___ Data to process
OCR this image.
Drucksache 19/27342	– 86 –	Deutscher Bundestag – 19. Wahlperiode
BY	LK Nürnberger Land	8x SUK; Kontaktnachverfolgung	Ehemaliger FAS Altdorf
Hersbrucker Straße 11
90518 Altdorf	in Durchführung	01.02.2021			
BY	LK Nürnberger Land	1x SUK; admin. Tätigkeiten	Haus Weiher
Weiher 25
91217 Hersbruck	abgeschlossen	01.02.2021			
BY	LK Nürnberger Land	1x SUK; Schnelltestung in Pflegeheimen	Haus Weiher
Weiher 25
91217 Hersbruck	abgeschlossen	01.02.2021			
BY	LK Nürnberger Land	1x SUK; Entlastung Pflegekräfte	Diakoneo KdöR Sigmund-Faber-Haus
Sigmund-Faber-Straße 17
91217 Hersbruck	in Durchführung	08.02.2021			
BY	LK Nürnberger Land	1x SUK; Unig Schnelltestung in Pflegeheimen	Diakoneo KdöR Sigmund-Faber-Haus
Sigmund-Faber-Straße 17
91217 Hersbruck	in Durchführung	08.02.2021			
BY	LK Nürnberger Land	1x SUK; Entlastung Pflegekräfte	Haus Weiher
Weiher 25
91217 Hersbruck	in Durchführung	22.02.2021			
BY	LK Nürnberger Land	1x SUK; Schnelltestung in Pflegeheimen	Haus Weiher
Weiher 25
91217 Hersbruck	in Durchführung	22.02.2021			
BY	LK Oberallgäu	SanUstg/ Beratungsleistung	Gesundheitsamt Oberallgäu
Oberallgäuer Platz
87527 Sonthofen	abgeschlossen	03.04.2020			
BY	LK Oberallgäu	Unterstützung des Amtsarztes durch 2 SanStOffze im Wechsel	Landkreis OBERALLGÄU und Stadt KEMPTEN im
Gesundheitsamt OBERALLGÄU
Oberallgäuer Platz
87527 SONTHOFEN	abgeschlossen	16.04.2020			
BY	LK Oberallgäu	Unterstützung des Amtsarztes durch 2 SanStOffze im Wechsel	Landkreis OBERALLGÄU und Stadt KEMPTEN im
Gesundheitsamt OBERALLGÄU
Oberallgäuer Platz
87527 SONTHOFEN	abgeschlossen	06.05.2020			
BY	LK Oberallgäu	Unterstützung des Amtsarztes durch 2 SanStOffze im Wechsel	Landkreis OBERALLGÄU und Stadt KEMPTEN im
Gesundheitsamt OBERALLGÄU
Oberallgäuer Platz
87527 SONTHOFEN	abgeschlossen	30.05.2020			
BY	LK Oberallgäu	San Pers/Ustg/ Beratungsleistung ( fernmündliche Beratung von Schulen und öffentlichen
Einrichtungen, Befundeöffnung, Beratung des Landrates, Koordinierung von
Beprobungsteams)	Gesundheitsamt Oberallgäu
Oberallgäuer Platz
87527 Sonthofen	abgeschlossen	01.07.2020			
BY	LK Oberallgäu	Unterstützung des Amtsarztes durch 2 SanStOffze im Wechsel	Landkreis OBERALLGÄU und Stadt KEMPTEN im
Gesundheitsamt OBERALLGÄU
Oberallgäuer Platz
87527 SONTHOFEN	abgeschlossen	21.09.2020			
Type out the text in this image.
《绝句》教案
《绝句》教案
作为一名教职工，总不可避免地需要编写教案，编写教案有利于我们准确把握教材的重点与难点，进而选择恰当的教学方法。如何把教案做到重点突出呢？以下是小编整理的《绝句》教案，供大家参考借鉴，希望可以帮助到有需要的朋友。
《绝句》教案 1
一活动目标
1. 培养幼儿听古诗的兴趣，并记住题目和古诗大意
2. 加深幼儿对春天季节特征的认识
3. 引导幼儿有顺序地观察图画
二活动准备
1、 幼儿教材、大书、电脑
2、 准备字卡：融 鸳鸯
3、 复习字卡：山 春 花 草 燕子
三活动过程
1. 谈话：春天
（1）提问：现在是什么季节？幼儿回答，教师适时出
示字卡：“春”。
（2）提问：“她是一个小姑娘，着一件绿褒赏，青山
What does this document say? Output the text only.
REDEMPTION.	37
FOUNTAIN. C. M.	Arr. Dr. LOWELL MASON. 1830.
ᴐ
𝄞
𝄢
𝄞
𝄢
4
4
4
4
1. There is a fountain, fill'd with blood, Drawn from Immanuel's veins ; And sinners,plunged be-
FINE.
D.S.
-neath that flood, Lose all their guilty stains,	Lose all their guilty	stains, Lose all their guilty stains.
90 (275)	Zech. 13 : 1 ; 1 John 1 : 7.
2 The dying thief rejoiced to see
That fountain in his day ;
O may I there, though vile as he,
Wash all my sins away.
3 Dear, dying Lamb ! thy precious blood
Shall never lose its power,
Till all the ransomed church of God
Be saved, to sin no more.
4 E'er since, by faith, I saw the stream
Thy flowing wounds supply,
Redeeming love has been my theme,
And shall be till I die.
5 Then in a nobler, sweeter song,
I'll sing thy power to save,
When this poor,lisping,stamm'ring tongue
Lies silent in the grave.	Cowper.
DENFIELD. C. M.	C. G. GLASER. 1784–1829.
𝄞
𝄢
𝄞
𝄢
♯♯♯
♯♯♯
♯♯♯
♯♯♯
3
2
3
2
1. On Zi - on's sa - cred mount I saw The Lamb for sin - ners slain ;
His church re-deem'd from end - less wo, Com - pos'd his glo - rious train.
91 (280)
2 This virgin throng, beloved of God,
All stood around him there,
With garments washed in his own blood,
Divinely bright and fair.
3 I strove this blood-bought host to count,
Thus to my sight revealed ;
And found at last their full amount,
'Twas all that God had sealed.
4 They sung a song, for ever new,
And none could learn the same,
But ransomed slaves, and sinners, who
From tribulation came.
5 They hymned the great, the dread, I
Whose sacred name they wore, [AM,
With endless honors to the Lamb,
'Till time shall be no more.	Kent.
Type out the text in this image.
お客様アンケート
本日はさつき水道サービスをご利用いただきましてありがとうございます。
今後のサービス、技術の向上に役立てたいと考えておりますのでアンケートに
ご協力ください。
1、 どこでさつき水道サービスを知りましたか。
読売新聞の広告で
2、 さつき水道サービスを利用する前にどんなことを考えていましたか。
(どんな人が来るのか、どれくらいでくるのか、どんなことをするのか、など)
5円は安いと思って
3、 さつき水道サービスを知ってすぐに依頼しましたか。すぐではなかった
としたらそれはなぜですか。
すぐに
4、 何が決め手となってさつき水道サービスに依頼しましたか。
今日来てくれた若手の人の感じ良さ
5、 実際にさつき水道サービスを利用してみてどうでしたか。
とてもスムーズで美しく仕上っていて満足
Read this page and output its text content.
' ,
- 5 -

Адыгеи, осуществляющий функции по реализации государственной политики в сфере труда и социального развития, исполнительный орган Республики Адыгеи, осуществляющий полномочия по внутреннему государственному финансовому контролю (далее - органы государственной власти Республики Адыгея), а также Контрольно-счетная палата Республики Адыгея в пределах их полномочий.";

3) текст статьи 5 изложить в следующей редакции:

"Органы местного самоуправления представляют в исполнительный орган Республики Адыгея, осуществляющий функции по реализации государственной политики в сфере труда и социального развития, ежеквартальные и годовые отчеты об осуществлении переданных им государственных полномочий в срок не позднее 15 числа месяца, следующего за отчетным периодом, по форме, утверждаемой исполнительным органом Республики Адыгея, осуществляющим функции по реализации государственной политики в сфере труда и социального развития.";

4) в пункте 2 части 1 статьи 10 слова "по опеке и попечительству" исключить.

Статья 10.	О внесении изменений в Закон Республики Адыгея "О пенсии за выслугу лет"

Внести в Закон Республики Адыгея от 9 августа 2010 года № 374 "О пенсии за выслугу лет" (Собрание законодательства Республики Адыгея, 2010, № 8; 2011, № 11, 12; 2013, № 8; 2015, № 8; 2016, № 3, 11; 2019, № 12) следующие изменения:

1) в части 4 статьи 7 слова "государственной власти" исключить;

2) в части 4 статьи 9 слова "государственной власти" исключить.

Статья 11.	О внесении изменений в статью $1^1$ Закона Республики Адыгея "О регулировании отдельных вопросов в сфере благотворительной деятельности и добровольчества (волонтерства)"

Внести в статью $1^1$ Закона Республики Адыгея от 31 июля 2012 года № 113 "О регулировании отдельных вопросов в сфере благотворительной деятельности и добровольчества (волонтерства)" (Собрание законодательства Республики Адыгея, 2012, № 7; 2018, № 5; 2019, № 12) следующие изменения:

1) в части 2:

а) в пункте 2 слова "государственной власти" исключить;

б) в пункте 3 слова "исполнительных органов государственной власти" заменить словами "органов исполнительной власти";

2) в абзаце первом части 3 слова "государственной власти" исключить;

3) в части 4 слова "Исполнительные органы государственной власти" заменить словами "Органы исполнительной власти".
______
- Instruction:
Search the data above for the string "благотворительной" and return every line that has it.

- Solution:
Статья 11.	О внесении изменений в статью $1^1$ Закона Республики Адыгея "О регулировании отдельных вопросов в сфере благотворительной деятельности и добровольчества (волонтерства)"
Внести в статью $1^1$ Закона Республики Адыгея от 31 июля 2012 года № 113 "О регулировании отдельных вопросов в сфере благотворительной деятельности и добровольчества (волонтерства)" (Собрание законодательства Республики Адыгея, 2012, № 7; 2018, № 5; 2019, № 12) следующие изменения:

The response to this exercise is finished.